### SET TASK
Your task is to extract every line from the material below exactly.

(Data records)

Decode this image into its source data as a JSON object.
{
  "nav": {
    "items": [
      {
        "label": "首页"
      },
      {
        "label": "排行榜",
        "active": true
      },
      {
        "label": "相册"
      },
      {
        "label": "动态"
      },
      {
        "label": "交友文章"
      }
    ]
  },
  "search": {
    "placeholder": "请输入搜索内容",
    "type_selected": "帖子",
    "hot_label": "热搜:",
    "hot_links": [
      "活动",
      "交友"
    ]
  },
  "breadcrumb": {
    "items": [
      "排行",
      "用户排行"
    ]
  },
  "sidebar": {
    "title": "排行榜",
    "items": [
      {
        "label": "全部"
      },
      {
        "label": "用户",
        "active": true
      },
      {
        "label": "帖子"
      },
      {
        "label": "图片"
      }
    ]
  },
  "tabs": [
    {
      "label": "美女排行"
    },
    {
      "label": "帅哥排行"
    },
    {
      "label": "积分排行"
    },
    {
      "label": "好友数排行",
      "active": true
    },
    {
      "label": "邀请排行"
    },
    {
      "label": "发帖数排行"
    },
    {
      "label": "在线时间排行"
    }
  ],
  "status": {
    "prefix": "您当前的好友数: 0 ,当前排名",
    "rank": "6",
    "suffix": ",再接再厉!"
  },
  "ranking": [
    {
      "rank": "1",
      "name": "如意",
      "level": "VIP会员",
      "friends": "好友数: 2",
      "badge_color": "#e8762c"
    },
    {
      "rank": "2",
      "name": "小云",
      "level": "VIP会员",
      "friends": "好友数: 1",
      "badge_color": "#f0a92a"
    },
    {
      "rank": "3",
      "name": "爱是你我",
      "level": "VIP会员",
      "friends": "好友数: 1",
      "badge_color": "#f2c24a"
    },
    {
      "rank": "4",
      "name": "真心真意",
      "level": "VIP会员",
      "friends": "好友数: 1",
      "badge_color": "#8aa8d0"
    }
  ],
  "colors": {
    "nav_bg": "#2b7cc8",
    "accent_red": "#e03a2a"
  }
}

### RESULT
Decode this image into its source data as a JSON object.
{
  "nav": {
    "items": [
      {
        "label": "首页"
      },
      {
        "label": "排行榜",
        "active": true
      },
      {
        "label": "相册"
      },
      {
        "label": "动态"
      },
      {
        "label": "交友文章"
      }
    ]
  },
  "search": {
    "placeholder": "请输入搜索内容",
    "type_selected": "帖子",
    "hot_label": "热搜:",
    "hot_links": [
      "活动",
      "交友"
    ]
  },
  "breadcrumb": {
    "items": [
      "排行",
      "用户排行"
    ]
  },
  "sidebar": {
    "title": "排行榜",
    "items": [
      {
        "label": "全部"
      },
      {
        "label": "用户",
        "active": true
      },
      {
        "label": "帖子"
      },
      {
        "label": "图片"
      }
    ]
  },
  "tabs": [
    {
      "label": "美女排行"
    },
    {
      "label": "帅哥排行"
    },
    {
      "label": "积分排行"
    },
    {
      "label": "好友数排行",
      "active": true
    },
    {
      "label": "邀请排行"
    },
    {
      "label": "发帖数排行"
    },
    {
      "label": "在线时间排行"
    }
  ],
  "status": {
    "prefix": "您当前的好友数: 0 ,当前排名",
    "rank": "6",
    "suffix": ",再接再厉!"
  },
  "ranking": [
    {
      "rank": "1",
      "name": "如意",
      "level": "VIP会员",
      "friends": "好友数: 2",
      "badge_color": "#e8762c"
    },
    {
      "rank": "2",
      "name": "小云",
      "level": "VIP会员",
      "friends": "好友数: 1",
      "badge_color": "#f0a92a"
    },
    {
      "rank": "3",
      "name": "爱是你我",
      "level": "VIP会员",
      "friends": "好友数: 1",
      "badge_color": "#f2c24a"
    },
    {
      "rank": "4",
      "name": "真心真意",
      "level": "VIP会员",
      "friends": "好友数: 1",
      "badge_color": "#8aa8d0"
    }
  ],
  "colors": {
    "nav_bg": "#2b7cc8",
    "accent_red": "#e03a2a"
  }
}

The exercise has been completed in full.